Task requirements | Find every line in the records that holds the string "name". Copy each one.

Items from a dataset

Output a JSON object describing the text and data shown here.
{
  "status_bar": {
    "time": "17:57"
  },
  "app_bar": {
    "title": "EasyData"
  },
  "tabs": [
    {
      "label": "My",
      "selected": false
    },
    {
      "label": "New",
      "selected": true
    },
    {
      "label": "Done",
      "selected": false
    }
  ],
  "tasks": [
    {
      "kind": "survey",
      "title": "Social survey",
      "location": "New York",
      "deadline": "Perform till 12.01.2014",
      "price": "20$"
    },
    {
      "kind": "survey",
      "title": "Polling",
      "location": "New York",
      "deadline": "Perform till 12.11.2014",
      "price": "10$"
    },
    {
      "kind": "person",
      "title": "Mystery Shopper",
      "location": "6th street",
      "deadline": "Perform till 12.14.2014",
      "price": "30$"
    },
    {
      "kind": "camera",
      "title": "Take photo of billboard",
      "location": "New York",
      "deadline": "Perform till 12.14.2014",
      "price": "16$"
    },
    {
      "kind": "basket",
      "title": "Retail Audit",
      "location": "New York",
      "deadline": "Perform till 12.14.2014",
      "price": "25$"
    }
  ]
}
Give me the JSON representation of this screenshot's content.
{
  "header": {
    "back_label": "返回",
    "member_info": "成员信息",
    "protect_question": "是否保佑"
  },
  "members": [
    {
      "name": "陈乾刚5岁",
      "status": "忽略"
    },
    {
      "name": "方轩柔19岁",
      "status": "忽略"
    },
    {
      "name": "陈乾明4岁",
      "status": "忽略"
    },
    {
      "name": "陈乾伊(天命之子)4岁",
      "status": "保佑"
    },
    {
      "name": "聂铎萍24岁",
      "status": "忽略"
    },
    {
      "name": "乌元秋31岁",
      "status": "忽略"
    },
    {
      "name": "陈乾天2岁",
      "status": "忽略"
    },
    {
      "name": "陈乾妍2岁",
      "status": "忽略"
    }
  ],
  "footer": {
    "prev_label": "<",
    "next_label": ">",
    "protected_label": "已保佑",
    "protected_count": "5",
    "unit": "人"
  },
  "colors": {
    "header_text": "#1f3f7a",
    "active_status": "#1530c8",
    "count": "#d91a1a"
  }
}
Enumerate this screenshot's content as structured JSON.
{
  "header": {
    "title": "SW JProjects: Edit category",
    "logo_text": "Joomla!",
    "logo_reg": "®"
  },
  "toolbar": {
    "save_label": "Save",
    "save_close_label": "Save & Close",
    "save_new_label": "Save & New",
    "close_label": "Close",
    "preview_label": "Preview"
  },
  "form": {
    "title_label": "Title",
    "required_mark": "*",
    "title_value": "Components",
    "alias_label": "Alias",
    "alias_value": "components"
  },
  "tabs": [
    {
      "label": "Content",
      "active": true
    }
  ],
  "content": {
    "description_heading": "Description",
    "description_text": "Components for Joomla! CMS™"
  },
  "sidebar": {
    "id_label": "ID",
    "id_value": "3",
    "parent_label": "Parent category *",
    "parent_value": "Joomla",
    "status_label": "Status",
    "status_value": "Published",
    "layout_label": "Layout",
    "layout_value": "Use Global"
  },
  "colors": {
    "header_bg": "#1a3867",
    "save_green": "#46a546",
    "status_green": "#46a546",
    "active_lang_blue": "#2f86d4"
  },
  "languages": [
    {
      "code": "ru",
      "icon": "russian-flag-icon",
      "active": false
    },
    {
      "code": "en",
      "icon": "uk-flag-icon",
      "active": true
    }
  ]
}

Exercise result |
      "name": "陈乾刚5岁",
      "name": "方轩柔19岁",
      "name": "陈乾明4岁",
      "name": "陈乾伊(天命之子)4岁",
      "name": "聂铎萍24岁",
      "name": "乌元秋31岁",
      "name": "陈乾天2岁",
      "name": "陈乾妍2岁",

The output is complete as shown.